(Dataset records begins)
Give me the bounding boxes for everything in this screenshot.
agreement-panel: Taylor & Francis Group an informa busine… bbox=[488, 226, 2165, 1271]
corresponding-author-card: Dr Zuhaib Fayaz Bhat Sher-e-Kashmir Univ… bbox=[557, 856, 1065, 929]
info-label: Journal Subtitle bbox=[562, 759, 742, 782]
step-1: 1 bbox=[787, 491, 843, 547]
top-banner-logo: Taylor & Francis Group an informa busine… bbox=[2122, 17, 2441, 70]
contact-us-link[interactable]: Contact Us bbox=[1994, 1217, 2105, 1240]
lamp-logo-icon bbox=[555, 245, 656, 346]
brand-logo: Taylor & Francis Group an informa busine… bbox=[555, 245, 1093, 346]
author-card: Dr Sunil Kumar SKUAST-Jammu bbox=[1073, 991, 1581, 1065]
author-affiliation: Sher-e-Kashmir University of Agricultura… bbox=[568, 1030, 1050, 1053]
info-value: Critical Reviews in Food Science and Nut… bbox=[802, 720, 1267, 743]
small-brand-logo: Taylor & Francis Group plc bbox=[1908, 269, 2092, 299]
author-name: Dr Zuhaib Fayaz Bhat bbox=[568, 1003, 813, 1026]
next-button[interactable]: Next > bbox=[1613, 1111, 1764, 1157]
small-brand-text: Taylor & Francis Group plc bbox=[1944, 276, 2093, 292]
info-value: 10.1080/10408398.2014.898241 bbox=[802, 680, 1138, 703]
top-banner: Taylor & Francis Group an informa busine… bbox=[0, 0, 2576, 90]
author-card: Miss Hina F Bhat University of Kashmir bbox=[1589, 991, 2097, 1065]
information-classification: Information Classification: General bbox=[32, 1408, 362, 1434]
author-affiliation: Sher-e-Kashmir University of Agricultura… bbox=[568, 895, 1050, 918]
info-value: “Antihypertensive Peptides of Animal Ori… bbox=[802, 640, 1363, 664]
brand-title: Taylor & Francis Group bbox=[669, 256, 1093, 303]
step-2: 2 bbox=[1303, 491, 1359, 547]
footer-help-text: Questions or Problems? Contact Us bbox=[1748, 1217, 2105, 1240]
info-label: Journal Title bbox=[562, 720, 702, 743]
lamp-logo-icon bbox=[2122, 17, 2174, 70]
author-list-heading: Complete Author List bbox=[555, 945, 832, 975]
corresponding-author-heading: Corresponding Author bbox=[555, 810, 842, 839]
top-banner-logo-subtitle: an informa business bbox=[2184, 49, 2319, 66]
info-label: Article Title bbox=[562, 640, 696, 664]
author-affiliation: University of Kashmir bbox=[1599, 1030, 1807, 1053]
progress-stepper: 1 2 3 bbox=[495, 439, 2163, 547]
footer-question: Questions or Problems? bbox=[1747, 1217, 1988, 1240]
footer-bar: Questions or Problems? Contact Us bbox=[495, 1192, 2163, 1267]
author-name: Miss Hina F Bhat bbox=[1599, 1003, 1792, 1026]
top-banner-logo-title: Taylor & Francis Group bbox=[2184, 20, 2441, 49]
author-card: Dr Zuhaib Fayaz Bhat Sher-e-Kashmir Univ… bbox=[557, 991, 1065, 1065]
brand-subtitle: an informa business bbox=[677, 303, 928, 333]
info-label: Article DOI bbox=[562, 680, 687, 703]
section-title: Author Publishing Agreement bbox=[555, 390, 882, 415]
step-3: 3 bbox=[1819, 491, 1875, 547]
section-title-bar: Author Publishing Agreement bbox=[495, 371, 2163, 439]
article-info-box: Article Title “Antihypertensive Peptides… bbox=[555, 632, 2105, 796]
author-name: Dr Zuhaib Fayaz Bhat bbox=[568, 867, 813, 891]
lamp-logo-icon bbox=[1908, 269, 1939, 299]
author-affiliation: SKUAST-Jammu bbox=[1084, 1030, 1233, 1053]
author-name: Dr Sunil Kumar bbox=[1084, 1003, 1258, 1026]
(Dataset records ends)
== What you will do ==
Character for character, reproduce all of the lines above.

== Exercise result ==
Give me the bounding boxes for everything in this screenshot.
agreement-panel: Taylor & Francis Group an informa busine… bbox=[488, 226, 2165, 1271]
corresponding-author-card: Dr Zuhaib Fayaz Bhat Sher-e-Kashmir Univ… bbox=[557, 856, 1065, 929]
info-label: Journal Subtitle bbox=[562, 759, 742, 782]
step-1: 1 bbox=[787, 491, 843, 547]
top-banner-logo: Taylor & Francis Group an informa busine… bbox=[2122, 17, 2441, 70]
contact-us-link[interactable]: Contact Us bbox=[1994, 1217, 2105, 1240]
lamp-logo-icon bbox=[555, 245, 656, 346]
brand-logo: Taylor & Francis Group an informa busine… bbox=[555, 245, 1093, 346]
author-card: Dr Sunil Kumar SKUAST-Jammu bbox=[1073, 991, 1581, 1065]
author-affiliation: Sher-e-Kashmir University of Agricultura… bbox=[568, 1030, 1050, 1053]
info-value: Critical Reviews in Food Science and Nut… bbox=[802, 720, 1267, 743]
small-brand-logo: Taylor & Francis Group plc bbox=[1908, 269, 2092, 299]
author-name: Dr Zuhaib Fayaz Bhat bbox=[568, 1003, 813, 1026]
next-button[interactable]: Next > bbox=[1613, 1111, 1764, 1157]
small-brand-text: Taylor & Francis Group plc bbox=[1944, 276, 2093, 292]
info-value: 10.1080/10408398.2014.898241 bbox=[802, 680, 1138, 703]
top-banner: Taylor & Francis Group an informa busine… bbox=[0, 0, 2576, 90]
author-card: Miss Hina F Bhat University of Kashmir bbox=[1589, 991, 2097, 1065]
information-classification: Information Classification: General bbox=[32, 1408, 362, 1434]
author-affiliation: Sher-e-Kashmir University of Agricultura… bbox=[568, 895, 1050, 918]
info-value: “Antihypertensive Peptides of Animal Ori… bbox=[802, 640, 1363, 664]
brand-title: Taylor & Francis Group bbox=[669, 256, 1093, 303]
step-2: 2 bbox=[1303, 491, 1359, 547]
footer-help-text: Questions or Problems? Contact Us bbox=[1748, 1217, 2105, 1240]
info-label: Journal Title bbox=[562, 720, 702, 743]
lamp-logo-icon bbox=[2122, 17, 2174, 70]
author-list-heading: Complete Author List bbox=[555, 945, 832, 975]
corresponding-author-heading: Corresponding Author bbox=[555, 810, 842, 839]
top-banner-logo-subtitle: an informa business bbox=[2184, 49, 2319, 66]
info-label: Article Title bbox=[562, 640, 696, 664]
author-affiliation: University of Kashmir bbox=[1599, 1030, 1807, 1053]
progress-stepper: 1 2 3 bbox=[495, 439, 2163, 547]
footer-question: Questions or Problems? bbox=[1747, 1217, 1988, 1240]
footer-bar: Questions or Problems? Contact Us bbox=[495, 1192, 2163, 1267]
author-name: Miss Hina F Bhat bbox=[1599, 1003, 1792, 1026]
top-banner-logo-title: Taylor & Francis Group bbox=[2184, 20, 2441, 49]
author-card: Dr Zuhaib Fayaz Bhat Sher-e-Kashmir Univ… bbox=[557, 991, 1065, 1065]
brand-subtitle: an informa business bbox=[677, 303, 928, 333]
info-label: Article DOI bbox=[562, 680, 687, 703]
section-title: Author Publishing Agreement bbox=[555, 390, 882, 415]
step-3: 3 bbox=[1819, 491, 1875, 547]
section-title-bar: Author Publishing Agreement bbox=[495, 371, 2163, 439]
article-info-box: Article Title “Antihypertensive Peptides… bbox=[555, 632, 2105, 796]
author-name: Dr Zuhaib Fayaz Bhat bbox=[568, 867, 813, 891]
lamp-logo-icon bbox=[1908, 269, 1939, 299]
author-affiliation: SKUAST-Jammu bbox=[1084, 1030, 1233, 1053]
author-name: Dr Sunil Kumar bbox=[1084, 1003, 1258, 1026]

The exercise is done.